-- start STORED DATA --

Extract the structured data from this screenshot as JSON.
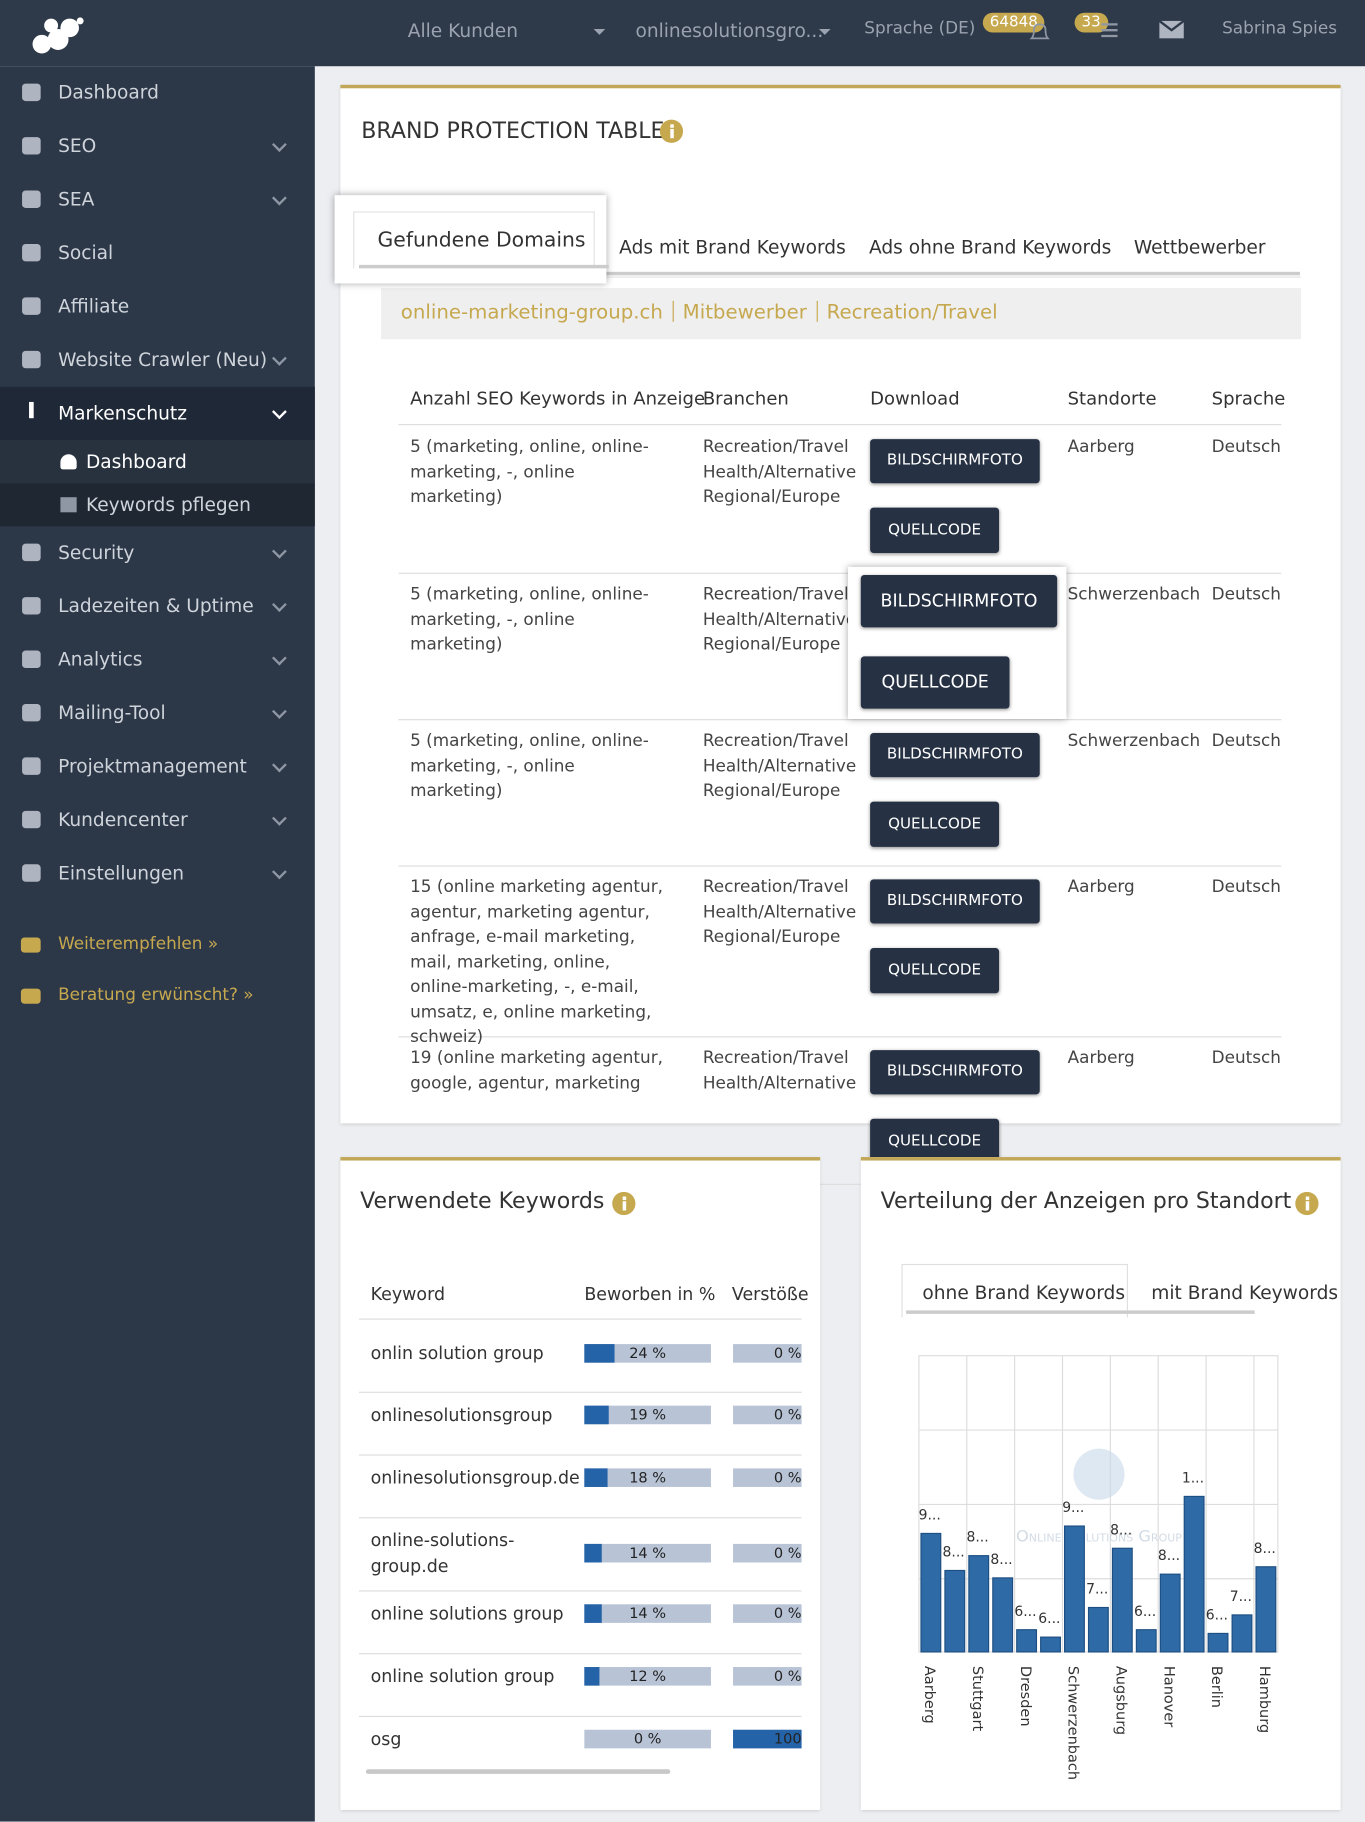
{
  "topbar": {
    "customer": "Alle Kunden",
    "project": "onlinesolutionsgro...",
    "language": "Sprache (DE)",
    "notifications": 64848,
    "tasks": 33,
    "user": "Sabrina Spies"
  },
  "sidebar": {
    "items": [
      {
        "label": "Dashboard",
        "expandable": false
      },
      {
        "label": "SEO",
        "expandable": true
      },
      {
        "label": "SEA",
        "expandable": true
      },
      {
        "label": "Social",
        "expandable": false
      },
      {
        "label": "Affiliate",
        "expandable": false
      },
      {
        "label": "Website Crawler (Neu)",
        "expandable": true
      },
      {
        "label": "Markenschutz",
        "expandable": true,
        "active": true
      }
    ],
    "submenu": [
      "Dashboard",
      "Keywords pflegen"
    ],
    "items_after": [
      {
        "label": "Security",
        "expandable": true
      },
      {
        "label": "Ladezeiten & Uptime",
        "expandable": true
      },
      {
        "label": "Analytics",
        "expandable": true
      },
      {
        "label": "Mailing-Tool",
        "expandable": true
      },
      {
        "label": "Projektmanagement",
        "expandable": true
      },
      {
        "label": "Kundencenter",
        "expandable": true
      },
      {
        "label": "Einstellungen",
        "expandable": true
      }
    ],
    "links": [
      "Weiterempfehlen »",
      "Beratung erwünscht? »"
    ]
  },
  "brand_table": {
    "title": "BRAND PROTECTION TABLE",
    "tabs": [
      "Gefundene Domains",
      "Ads mit Brand Keywords",
      "Ads ohne Brand Keywords",
      "Wettbewerber"
    ],
    "filter": [
      "online-marketing-group.ch",
      "Mitbewerber",
      "Recreation/Travel"
    ],
    "columns": [
      "Anzahl SEO Keywords in Anzeige",
      "Branchen",
      "Download",
      "Standorte",
      "Sprache"
    ],
    "buttons": [
      "BILDSCHIRMFOTO",
      "QUELLCODE"
    ],
    "rows": [
      {
        "keywords": "5 (marketing, online, online-marketing, -, online marketing)",
        "branchen": [
          "Recreation/Travel",
          "Health/Alternative",
          "Regional/Europe"
        ],
        "standort": "Aarberg",
        "sprache": "Deutsch"
      },
      {
        "keywords": "5 (marketing, online, online-marketing, -, online marketing)",
        "branchen": [
          "Recreation/Travel",
          "Health/Alternative",
          "Regional/Europe"
        ],
        "standort": "Schwerzenbach",
        "sprache": "Deutsch"
      },
      {
        "keywords": "5 (marketing, online, online-marketing, -, online marketing)",
        "branchen": [
          "Recreation/Travel",
          "Health/Alternative",
          "Regional/Europe"
        ],
        "standort": "Schwerzenbach",
        "sprache": "Deutsch"
      },
      {
        "keywords": "15 (online marketing agentur, agentur, marketing agentur, anfrage, e-mail marketing, mail, marketing, online, online-marketing, -, e-mail, umsatz, e, online marketing, schweiz)",
        "branchen": [
          "Recreation/Travel",
          "Health/Alternative",
          "Regional/Europe"
        ],
        "standort": "Aarberg",
        "sprache": "Deutsch"
      },
      {
        "keywords": "19 (online marketing agentur, google, agentur, marketing",
        "branchen": [
          "Recreation/Travel",
          "Health/Alternative"
        ],
        "standort": "Aarberg",
        "sprache": "Deutsch"
      }
    ]
  },
  "keywords": {
    "title": "Verwendete Keywords",
    "columns": [
      "Keyword",
      "Beworben in %",
      "Verstöße"
    ],
    "rows": [
      {
        "keyword": "onlin solution group",
        "beworben": 24,
        "beworben_label": "24 %",
        "verstoesse": 0,
        "verstoesse_label": "0 %"
      },
      {
        "keyword": "onlinesolutionsgroup",
        "beworben": 19,
        "beworben_label": "19 %",
        "verstoesse": 0,
        "verstoesse_label": "0 %"
      },
      {
        "keyword": "onlinesolutionsgroup.de",
        "beworben": 18,
        "beworben_label": "18 %",
        "verstoesse": 0,
        "verstoesse_label": "0 %"
      },
      {
        "keyword": "online-solutions-group.de",
        "beworben": 14,
        "beworben_label": "14 %",
        "verstoesse": 0,
        "verstoesse_label": "0 %"
      },
      {
        "keyword": "online solutions group",
        "beworben": 14,
        "beworben_label": "14 %",
        "verstoesse": 0,
        "verstoesse_label": "0 %"
      },
      {
        "keyword": "online solution group",
        "beworben": 12,
        "beworben_label": "12 %",
        "verstoesse": 0,
        "verstoesse_label": "0 %"
      },
      {
        "keyword": "osg",
        "beworben": 0,
        "beworben_label": "0 %",
        "verstoesse": 100,
        "verstoesse_label": "100"
      }
    ]
  },
  "distribution": {
    "title": "Verteilung der Anzeigen pro Standort",
    "tabs": [
      "ohne Brand Keywords",
      "mit Brand Keywords"
    ],
    "watermark": "Online Solutions Group",
    "chart": {
      "type": "bar",
      "color": "#2e6aa6",
      "categories": [
        "Aarberg",
        null,
        "Stuttgart",
        null,
        "Dresden",
        null,
        "Schwerzenbach",
        null,
        "Augsburg",
        null,
        "Hanover",
        null,
        "Berlin",
        null,
        "Hamburg"
      ],
      "values": [
        92,
        82,
        86,
        80,
        66,
        64,
        94,
        72,
        88,
        66,
        81,
        102,
        65,
        70,
        83
      ],
      "value_labels": [
        "9...",
        "8...",
        "8...",
        "8...",
        "6...",
        "6...",
        "9...",
        "7...",
        "8...",
        "6...",
        "8...",
        "1...",
        "6...",
        "7...",
        "8..."
      ],
      "ylim": [
        60,
        140
      ]
    }
  }
}
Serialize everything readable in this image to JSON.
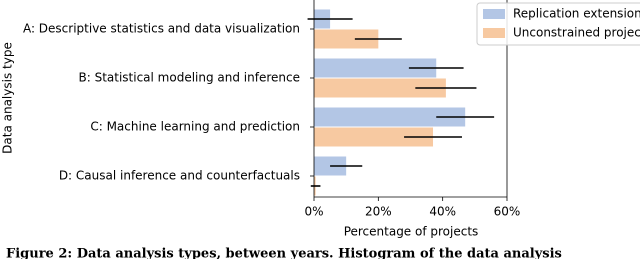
{
  "chart_data": {
    "type": "barh",
    "categories": [
      "A: Descriptive statistics and data visualization",
      "B: Statistical modeling and inference",
      "C: Machine learning and prediction",
      "D: Causal inference and counterfactuals"
    ],
    "series": [
      {
        "name": "Replication extensions",
        "color": "#b3c6e5",
        "values": [
          5,
          38,
          47,
          10
        ],
        "errors": [
          7,
          8.5,
          9,
          5
        ]
      },
      {
        "name": "Unconstrained projects",
        "color": "#f7c9a1",
        "values": [
          20,
          41,
          37,
          0.5
        ],
        "errors": [
          7.3,
          9.5,
          9,
          1.5
        ]
      }
    ],
    "xlim": [
      0,
      60
    ],
    "xticks": [
      {
        "value": 0,
        "label": "0%"
      },
      {
        "value": 20,
        "label": "20%"
      },
      {
        "value": 40,
        "label": "40%"
      },
      {
        "value": 60,
        "label": "60%"
      }
    ],
    "xlabel": "Percentage of projects",
    "ylabel": "Data analysis type",
    "legend": "upper right",
    "caption": "Figure 2: Data analysis types, between years. Histogram of the data analysis"
  }
}
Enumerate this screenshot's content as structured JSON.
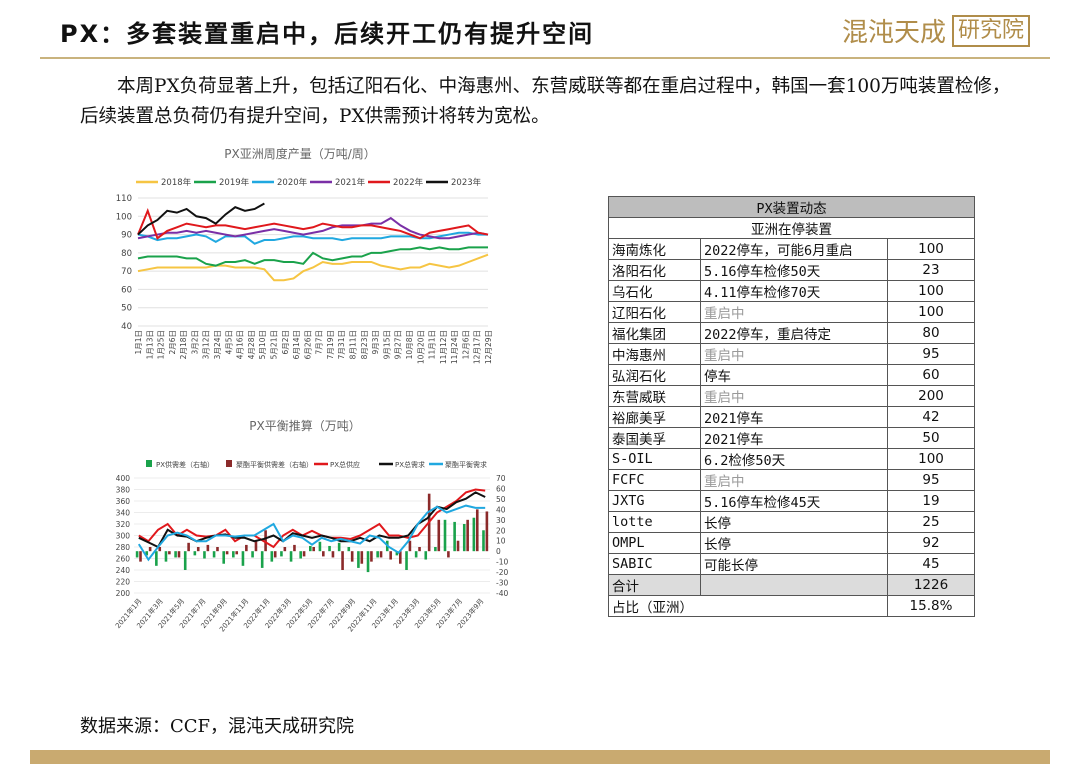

-- end STORED DATA --

OBJECTIVE => Pull out every line of the records above that contains the word "ohne".

FINISHED ANSWER =>
      "Ads ohne Brand Keywords",
      "ohne Brand Keywords",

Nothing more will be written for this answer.